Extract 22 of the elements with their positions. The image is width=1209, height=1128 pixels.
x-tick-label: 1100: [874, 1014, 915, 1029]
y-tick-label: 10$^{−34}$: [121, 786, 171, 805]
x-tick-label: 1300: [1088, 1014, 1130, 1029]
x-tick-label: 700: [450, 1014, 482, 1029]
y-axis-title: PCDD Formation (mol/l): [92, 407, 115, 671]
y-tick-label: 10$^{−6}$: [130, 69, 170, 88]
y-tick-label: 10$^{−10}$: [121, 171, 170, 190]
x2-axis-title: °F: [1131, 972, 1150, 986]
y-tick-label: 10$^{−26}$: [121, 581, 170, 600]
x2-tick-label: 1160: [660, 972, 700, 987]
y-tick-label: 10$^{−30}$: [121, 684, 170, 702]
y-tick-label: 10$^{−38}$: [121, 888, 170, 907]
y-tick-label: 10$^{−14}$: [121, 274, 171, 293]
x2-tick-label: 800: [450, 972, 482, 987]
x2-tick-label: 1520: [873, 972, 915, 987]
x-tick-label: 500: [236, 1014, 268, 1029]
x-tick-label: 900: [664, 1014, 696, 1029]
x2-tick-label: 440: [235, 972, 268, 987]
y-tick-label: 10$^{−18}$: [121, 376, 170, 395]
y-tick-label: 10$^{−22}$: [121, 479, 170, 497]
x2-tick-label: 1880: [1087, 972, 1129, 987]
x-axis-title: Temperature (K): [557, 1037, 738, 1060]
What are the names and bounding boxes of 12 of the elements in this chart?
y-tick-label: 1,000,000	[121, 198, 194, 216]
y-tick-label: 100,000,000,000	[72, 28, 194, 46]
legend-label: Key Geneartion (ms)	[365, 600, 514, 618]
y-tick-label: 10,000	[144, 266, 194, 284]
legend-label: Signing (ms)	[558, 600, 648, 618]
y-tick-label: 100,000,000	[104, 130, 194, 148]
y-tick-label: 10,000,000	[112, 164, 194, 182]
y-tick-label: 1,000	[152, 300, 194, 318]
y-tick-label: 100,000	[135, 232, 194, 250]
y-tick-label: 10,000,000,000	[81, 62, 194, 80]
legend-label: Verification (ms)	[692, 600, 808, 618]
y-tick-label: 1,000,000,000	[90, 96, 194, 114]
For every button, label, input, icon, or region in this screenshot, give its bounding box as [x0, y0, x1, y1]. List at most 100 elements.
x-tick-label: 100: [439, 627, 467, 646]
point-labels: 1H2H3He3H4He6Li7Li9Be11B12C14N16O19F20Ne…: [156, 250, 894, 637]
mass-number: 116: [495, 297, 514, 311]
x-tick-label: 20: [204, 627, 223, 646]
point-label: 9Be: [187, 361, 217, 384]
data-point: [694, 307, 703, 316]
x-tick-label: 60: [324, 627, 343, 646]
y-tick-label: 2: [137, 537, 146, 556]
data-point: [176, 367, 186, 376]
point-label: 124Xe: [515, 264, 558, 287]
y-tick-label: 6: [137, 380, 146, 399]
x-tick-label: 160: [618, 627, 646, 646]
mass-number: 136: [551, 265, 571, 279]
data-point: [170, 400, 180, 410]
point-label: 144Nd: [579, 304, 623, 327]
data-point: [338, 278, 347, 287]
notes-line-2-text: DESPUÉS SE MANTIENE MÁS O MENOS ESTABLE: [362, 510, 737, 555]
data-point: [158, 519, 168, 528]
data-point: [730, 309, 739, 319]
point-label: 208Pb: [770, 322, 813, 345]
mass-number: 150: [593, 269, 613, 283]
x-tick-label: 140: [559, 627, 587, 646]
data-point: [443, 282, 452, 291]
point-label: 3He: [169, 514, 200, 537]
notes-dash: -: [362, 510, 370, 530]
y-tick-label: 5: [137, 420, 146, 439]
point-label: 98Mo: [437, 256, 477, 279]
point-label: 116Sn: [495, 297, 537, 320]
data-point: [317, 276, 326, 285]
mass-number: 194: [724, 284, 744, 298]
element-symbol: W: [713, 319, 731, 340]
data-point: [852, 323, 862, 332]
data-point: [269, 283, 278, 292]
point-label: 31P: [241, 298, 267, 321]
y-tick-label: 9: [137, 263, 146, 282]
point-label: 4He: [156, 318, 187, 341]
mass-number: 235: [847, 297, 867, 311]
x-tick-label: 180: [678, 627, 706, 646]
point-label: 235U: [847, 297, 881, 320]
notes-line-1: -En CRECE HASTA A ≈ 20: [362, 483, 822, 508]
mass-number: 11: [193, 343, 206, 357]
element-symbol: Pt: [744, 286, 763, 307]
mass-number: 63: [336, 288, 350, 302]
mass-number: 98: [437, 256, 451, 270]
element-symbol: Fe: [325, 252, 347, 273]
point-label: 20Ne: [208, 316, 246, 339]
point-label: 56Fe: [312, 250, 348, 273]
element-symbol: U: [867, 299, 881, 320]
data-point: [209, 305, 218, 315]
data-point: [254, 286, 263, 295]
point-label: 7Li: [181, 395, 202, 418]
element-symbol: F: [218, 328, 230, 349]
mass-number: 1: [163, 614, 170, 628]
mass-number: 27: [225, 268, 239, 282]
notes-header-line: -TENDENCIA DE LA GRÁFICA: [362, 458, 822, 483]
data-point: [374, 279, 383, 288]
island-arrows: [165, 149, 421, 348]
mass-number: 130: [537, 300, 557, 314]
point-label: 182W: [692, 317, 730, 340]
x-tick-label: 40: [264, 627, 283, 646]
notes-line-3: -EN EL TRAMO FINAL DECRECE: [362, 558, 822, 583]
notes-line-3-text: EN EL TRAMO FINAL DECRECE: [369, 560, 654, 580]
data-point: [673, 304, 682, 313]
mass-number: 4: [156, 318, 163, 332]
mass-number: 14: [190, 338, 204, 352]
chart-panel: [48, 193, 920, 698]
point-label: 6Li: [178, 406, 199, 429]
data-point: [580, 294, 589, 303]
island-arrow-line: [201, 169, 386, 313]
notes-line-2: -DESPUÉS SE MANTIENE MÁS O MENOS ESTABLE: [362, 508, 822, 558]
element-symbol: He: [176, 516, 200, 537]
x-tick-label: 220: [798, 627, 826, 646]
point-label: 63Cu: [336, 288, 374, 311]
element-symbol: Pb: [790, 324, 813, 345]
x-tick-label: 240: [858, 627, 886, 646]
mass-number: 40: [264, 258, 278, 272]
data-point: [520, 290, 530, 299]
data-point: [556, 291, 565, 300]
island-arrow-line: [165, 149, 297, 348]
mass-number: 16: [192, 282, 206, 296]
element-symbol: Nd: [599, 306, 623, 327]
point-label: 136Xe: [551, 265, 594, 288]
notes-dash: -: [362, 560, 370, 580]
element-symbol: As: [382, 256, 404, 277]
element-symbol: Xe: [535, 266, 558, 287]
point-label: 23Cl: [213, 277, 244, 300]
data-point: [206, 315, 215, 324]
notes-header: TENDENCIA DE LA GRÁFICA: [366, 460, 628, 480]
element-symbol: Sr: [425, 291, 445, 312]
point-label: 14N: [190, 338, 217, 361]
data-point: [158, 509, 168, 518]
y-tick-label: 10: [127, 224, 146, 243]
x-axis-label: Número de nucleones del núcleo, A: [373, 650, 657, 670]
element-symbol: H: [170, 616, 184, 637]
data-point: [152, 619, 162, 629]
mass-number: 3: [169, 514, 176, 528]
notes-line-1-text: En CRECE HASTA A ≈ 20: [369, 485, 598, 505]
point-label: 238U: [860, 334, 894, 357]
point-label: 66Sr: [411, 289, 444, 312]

——————

JOB
Reproduce all of the material above verbatim, keeping every line and its order unchanged.

WORKED ANSWER
Extract 22 of the elements with their positions. The image is width=1209, height=1128 pixels.
x-tick-label: 1100: [874, 1014, 915, 1029]
y-tick-label: 10$^{−34}$: [121, 786, 171, 805]
x-tick-label: 1300: [1088, 1014, 1130, 1029]
x-tick-label: 700: [450, 1014, 482, 1029]
y-axis-title: PCDD Formation (mol/l): [92, 407, 115, 671]
y-tick-label: 10$^{−6}$: [130, 69, 170, 88]
y-tick-label: 10$^{−10}$: [121, 171, 170, 190]
x2-axis-title: °F: [1131, 972, 1150, 986]
y-tick-label: 10$^{−26}$: [121, 581, 170, 600]
x2-tick-label: 1160: [660, 972, 700, 987]
y-tick-label: 10$^{−30}$: [121, 684, 170, 702]
y-tick-label: 10$^{−38}$: [121, 888, 170, 907]
y-tick-label: 10$^{−14}$: [121, 274, 171, 293]
x2-tick-label: 800: [450, 972, 482, 987]
x2-tick-label: 1520: [873, 972, 915, 987]
x-tick-label: 500: [236, 1014, 268, 1029]
x-tick-label: 900: [664, 1014, 696, 1029]
x2-tick-label: 440: [235, 972, 268, 987]
y-tick-label: 10$^{−18}$: [121, 376, 170, 395]
y-tick-label: 10$^{−22}$: [121, 479, 170, 497]
x2-tick-label: 1880: [1087, 972, 1129, 987]
x-axis-title: Temperature (K): [557, 1037, 738, 1060]
What are the names and bounding boxes of 12 of the elements in this chart?
y-tick-label: 1,000,000	[121, 198, 194, 216]
y-tick-label: 100,000,000,000	[72, 28, 194, 46]
legend-label: Key Geneartion (ms)	[365, 600, 514, 618]
y-tick-label: 10,000	[144, 266, 194, 284]
legend-label: Signing (ms)	[558, 600, 648, 618]
y-tick-label: 100,000,000	[104, 130, 194, 148]
y-tick-label: 10,000,000	[112, 164, 194, 182]
y-tick-label: 1,000	[152, 300, 194, 318]
y-tick-label: 100,000	[135, 232, 194, 250]
y-tick-label: 10,000,000,000	[81, 62, 194, 80]
legend-label: Verification (ms)	[692, 600, 808, 618]
y-tick-label: 1,000,000,000	[90, 96, 194, 114]
For every button, label, input, icon, or region in this screenshot, give its bounding box as [x0, y0, x1, y1]. List at most 100 elements.
x-tick-label: 100: [439, 627, 467, 646]
point-labels: 1H2H3He3H4He6Li7Li9Be11B12C14N16O19F20Ne…: [156, 250, 894, 637]
mass-number: 116: [495, 297, 514, 311]
x-tick-label: 20: [204, 627, 223, 646]
point-label: 9Be: [187, 361, 217, 384]
data-point: [694, 307, 703, 316]
x-tick-label: 60: [324, 627, 343, 646]
y-tick-label: 2: [137, 537, 146, 556]
data-point: [176, 367, 186, 376]
point-label: 124Xe: [515, 264, 558, 287]
y-tick-label: 6: [137, 380, 146, 399]
x-tick-label: 160: [618, 627, 646, 646]
mass-number: 136: [551, 265, 571, 279]
data-point: [170, 400, 180, 410]
point-label: 144Nd: [579, 304, 623, 327]
data-point: [338, 278, 347, 287]
notes-line-2-text: DESPUÉS SE MANTIENE MÁS O MENOS ESTABLE: [362, 510, 737, 555]
data-point: [158, 519, 168, 528]
data-point: [730, 309, 739, 319]
point-label: 208Pb: [770, 322, 813, 345]
mass-number: 150: [593, 269, 613, 283]
x-tick-label: 140: [559, 627, 587, 646]
data-point: [443, 282, 452, 291]
point-label: 3He: [169, 514, 200, 537]
notes-dash: -: [362, 510, 370, 530]
y-tick-label: 5: [137, 420, 146, 439]
point-label: 98Mo: [437, 256, 477, 279]
point-label: 116Sn: [495, 297, 537, 320]
data-point: [317, 276, 326, 285]
mass-number: 194: [724, 284, 744, 298]
element-symbol: W: [713, 319, 731, 340]
data-point: [852, 323, 862, 332]
data-point: [269, 283, 278, 292]
point-label: 31P: [241, 298, 267, 321]
y-tick-label: 9: [137, 263, 146, 282]
point-label: 4He: [156, 318, 187, 341]
mass-number: 235: [847, 297, 867, 311]
x-tick-label: 180: [678, 627, 706, 646]
point-label: 235U: [847, 297, 881, 320]
notes-line-1: -En CRECE HASTA A ≈ 20: [362, 483, 822, 508]
mass-number: 11: [193, 343, 206, 357]
element-symbol: Pt: [744, 286, 763, 307]
mass-number: 63: [336, 288, 350, 302]
mass-number: 98: [437, 256, 451, 270]
element-symbol: Fe: [325, 252, 347, 273]
point-label: 20Ne: [208, 316, 246, 339]
point-label: 56Fe: [312, 250, 348, 273]
element-symbol: U: [867, 299, 881, 320]
data-point: [209, 305, 218, 315]
data-point: [254, 286, 263, 295]
point-label: 7Li: [181, 395, 202, 418]
element-symbol: F: [218, 328, 230, 349]
mass-number: 1: [163, 614, 170, 628]
mass-number: 27: [225, 268, 239, 282]
notes-header-line: -TENDENCIA DE LA GRÁFICA: [362, 458, 822, 483]
data-point: [374, 279, 383, 288]
island-arrows: [165, 149, 421, 348]
mass-number: 130: [537, 300, 557, 314]
point-label: 182W: [692, 317, 730, 340]
x-tick-label: 40: [264, 627, 283, 646]
notes-line-3: -EN EL TRAMO FINAL DECRECE: [362, 558, 822, 583]
notes-line-3-text: EN EL TRAMO FINAL DECRECE: [369, 560, 654, 580]
data-point: [673, 304, 682, 313]
mass-number: 4: [156, 318, 163, 332]
mass-number: 14: [190, 338, 204, 352]
chart-panel: [48, 193, 920, 698]
point-label: 6Li: [178, 406, 199, 429]
data-point: [580, 294, 589, 303]
island-arrow-line: [201, 169, 386, 313]
notes-line-2: -DESPUÉS SE MANTIENE MÁS O MENOS ESTABLE: [362, 508, 822, 558]
element-symbol: He: [176, 516, 200, 537]
x-tick-label: 220: [798, 627, 826, 646]
point-label: 63Cu: [336, 288, 374, 311]
element-symbol: Pb: [790, 324, 813, 345]
x-tick-label: 240: [858, 627, 886, 646]
mass-number: 40: [264, 258, 278, 272]
data-point: [520, 290, 530, 299]
data-point: [556, 291, 565, 300]
island-arrow-line: [165, 149, 297, 348]
mass-number: 16: [192, 282, 206, 296]
element-symbol: Nd: [599, 306, 623, 327]
point-label: 136Xe: [551, 265, 594, 288]
notes-dash: -: [362, 560, 370, 580]
element-symbol: As: [382, 256, 404, 277]
element-symbol: Xe: [535, 266, 558, 287]
point-label: 23Cl: [213, 277, 244, 300]
data-point: [206, 315, 215, 324]
notes-header: TENDENCIA DE LA GRÁFICA: [366, 460, 628, 480]
element-symbol: Sr: [425, 291, 445, 312]
point-label: 14N: [190, 338, 217, 361]
data-point: [158, 509, 168, 518]
y-tick-label: 10: [127, 224, 146, 243]
x-axis-label: Número de nucleones del núcleo, A: [373, 650, 657, 670]
element-symbol: H: [170, 616, 184, 637]
data-point: [152, 619, 162, 629]
mass-number: 3: [169, 514, 176, 528]
notes-line-1-text: En CRECE HASTA A ≈ 20: [369, 485, 598, 505]
point-label: 238U: [860, 334, 894, 357]
point-label: 66Sr: [411, 289, 444, 312]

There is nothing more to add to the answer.